# Data entries:
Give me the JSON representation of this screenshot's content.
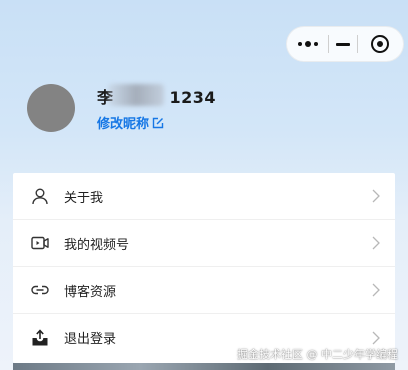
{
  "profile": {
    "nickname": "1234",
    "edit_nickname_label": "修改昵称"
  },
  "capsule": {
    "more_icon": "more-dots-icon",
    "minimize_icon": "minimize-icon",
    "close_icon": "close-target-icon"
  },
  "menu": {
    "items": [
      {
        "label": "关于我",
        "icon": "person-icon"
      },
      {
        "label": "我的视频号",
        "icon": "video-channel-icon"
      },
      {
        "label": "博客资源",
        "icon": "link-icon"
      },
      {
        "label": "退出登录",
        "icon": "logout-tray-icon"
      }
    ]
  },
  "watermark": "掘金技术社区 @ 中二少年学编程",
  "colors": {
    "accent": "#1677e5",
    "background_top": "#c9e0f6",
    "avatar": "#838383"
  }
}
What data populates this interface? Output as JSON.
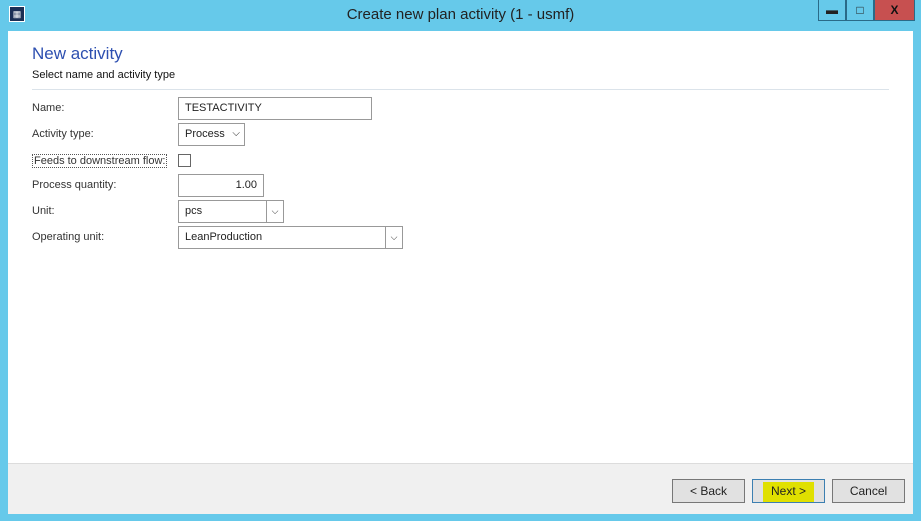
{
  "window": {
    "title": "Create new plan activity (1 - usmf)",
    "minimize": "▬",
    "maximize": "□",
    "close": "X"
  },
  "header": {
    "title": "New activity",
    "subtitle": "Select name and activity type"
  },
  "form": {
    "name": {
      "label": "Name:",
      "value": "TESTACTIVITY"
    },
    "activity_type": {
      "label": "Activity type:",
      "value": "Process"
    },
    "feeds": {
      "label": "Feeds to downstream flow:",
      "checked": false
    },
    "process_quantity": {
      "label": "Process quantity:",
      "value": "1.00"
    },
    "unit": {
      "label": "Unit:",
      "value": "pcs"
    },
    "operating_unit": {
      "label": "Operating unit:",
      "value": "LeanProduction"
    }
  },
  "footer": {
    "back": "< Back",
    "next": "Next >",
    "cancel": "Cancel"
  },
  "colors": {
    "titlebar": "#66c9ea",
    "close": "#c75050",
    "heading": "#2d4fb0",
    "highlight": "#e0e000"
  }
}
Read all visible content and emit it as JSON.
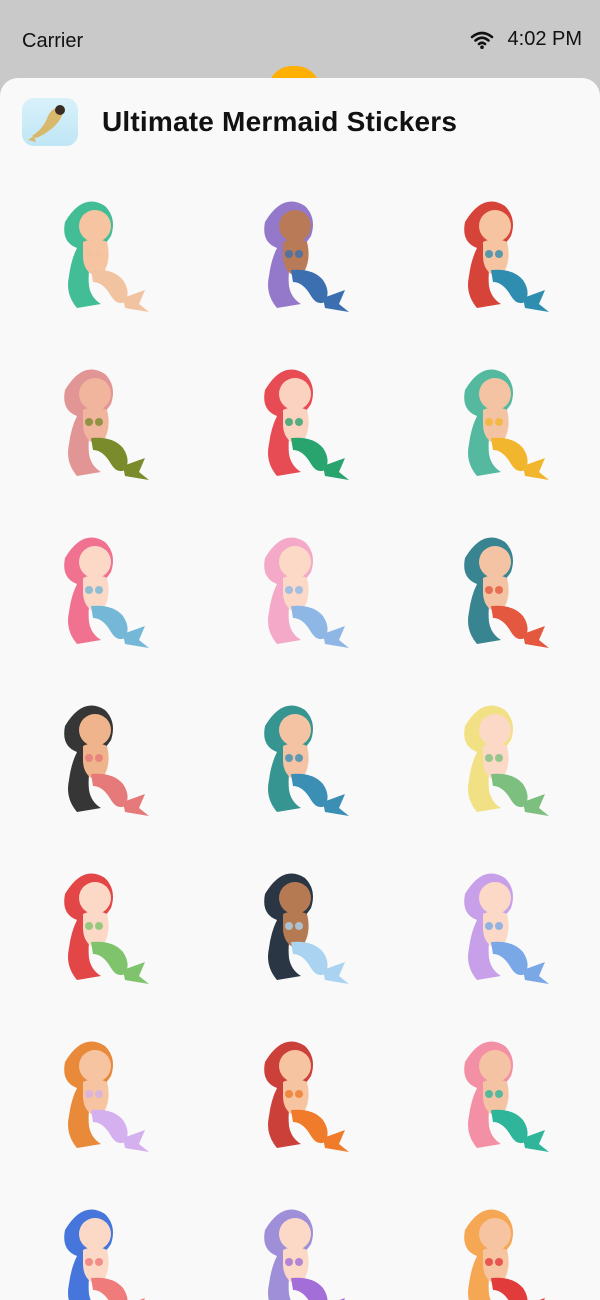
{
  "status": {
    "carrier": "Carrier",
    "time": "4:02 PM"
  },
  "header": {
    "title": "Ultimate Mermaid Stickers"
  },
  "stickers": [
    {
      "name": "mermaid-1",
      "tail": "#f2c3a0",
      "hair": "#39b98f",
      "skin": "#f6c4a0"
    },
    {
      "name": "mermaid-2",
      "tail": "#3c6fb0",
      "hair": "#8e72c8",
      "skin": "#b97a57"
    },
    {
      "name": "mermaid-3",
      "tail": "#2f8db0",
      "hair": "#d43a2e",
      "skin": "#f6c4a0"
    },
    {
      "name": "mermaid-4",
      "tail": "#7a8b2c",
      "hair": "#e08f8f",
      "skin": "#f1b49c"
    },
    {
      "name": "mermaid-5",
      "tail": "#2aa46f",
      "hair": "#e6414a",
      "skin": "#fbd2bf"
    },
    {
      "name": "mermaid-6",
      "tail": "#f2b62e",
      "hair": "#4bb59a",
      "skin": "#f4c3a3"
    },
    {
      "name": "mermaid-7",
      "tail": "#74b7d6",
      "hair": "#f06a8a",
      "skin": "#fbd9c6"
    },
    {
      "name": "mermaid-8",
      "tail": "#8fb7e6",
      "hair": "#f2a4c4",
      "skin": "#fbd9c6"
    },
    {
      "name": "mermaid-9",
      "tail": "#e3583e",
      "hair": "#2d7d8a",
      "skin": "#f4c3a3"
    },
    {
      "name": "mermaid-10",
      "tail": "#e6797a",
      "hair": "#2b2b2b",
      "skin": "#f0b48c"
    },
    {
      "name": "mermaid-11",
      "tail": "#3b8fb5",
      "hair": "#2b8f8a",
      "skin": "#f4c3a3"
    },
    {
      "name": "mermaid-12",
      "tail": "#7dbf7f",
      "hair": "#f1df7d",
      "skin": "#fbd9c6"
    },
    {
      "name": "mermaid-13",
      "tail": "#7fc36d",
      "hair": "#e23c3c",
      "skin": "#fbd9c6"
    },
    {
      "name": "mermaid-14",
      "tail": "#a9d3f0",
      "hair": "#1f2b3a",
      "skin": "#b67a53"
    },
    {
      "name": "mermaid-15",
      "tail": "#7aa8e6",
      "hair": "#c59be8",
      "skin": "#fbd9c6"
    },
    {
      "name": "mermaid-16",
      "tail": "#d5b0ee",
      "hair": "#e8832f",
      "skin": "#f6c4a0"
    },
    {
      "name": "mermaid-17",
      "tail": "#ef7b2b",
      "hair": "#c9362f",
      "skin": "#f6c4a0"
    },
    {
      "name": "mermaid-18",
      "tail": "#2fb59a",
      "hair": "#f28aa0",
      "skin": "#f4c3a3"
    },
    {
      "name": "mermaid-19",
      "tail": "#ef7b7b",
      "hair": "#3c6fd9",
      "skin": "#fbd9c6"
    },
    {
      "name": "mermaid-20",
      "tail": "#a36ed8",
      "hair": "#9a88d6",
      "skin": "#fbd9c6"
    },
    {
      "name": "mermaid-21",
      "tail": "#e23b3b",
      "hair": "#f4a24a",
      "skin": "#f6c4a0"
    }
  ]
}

# Exercise objective:
Filter the listing above by the word "icon"; copy each line that passes.

# Worked solution:
    "more_icon": "more-dots-icon",
    "minimize_icon": "minimize-icon",
    "close_icon": "close-target-icon"
        "icon": "person-icon"
        "icon": "video-channel-icon"
        "icon": "link-icon"
        "icon": "logout-tray-icon"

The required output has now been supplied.